#### Requirement
Beneath this task is a listing; retype all of it exactly.

"""

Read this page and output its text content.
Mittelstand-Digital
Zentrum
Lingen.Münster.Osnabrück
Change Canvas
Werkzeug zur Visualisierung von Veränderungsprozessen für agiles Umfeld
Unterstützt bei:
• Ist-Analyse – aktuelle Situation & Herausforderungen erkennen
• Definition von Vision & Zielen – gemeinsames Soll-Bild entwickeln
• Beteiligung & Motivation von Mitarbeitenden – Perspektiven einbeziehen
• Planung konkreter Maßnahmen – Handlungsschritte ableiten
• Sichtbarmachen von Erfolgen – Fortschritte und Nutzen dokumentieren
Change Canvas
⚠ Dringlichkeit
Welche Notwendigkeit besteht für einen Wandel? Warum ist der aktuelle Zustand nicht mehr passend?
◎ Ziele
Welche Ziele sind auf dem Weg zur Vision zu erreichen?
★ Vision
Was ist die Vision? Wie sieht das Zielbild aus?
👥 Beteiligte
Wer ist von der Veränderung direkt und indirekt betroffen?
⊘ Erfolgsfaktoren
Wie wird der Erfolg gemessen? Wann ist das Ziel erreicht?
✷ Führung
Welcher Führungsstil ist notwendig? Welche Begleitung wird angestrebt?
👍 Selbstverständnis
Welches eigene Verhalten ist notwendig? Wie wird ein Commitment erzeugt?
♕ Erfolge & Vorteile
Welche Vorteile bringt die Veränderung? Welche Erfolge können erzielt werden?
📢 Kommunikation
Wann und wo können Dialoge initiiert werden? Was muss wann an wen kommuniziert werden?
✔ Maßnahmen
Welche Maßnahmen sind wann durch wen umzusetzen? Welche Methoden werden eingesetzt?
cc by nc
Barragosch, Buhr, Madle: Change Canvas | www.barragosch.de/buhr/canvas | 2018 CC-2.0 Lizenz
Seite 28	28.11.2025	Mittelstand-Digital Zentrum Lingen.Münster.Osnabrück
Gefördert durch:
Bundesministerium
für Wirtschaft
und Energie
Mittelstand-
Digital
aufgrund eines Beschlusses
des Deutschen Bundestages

"""

#### Answer for this exercise
Read this page and output its text content.
Mittelstand-Digital
Zentrum
Lingen.Münster.Osnabrück
Change Canvas
Werkzeug zur Visualisierung von Veränderungsprozessen für agiles Umfeld
Unterstützt bei:
• Ist-Analyse – aktuelle Situation & Herausforderungen erkennen
• Definition von Vision & Zielen – gemeinsames Soll-Bild entwickeln
• Beteiligung & Motivation von Mitarbeitenden – Perspektiven einbeziehen
• Planung konkreter Maßnahmen – Handlungsschritte ableiten
• Sichtbarmachen von Erfolgen – Fortschritte und Nutzen dokumentieren
Change Canvas
⚠ Dringlichkeit
Welche Notwendigkeit besteht für einen Wandel? Warum ist der aktuelle Zustand nicht mehr passend?
◎ Ziele
Welche Ziele sind auf dem Weg zur Vision zu erreichen?
★ Vision
Was ist die Vision? Wie sieht das Zielbild aus?
👥 Beteiligte
Wer ist von der Veränderung direkt und indirekt betroffen?
⊘ Erfolgsfaktoren
Wie wird der Erfolg gemessen? Wann ist das Ziel erreicht?
✷ Führung
Welcher Führungsstil ist notwendig? Welche Begleitung wird angestrebt?
👍 Selbstverständnis
Welches eigene Verhalten ist notwendig? Wie wird ein Commitment erzeugt?
♕ Erfolge & Vorteile
Welche Vorteile bringt die Veränderung? Welche Erfolge können erzielt werden?
📢 Kommunikation
Wann und wo können Dialoge initiiert werden? Was muss wann an wen kommuniziert werden?
✔ Maßnahmen
Welche Maßnahmen sind wann durch wen umzusetzen? Welche Methoden werden eingesetzt?
cc by nc
Barragosch, Buhr, Madle: Change Canvas | www.barragosch.de/buhr/canvas | 2018 CC-2.0 Lizenz
Seite 28	28.11.2025	Mittelstand-Digital Zentrum Lingen.Münster.Osnabrück
Gefördert durch:
Bundesministerium
für Wirtschaft
und Energie
Mittelstand-
Digital
aufgrund eines Beschlusses
des Deutschen Bundestages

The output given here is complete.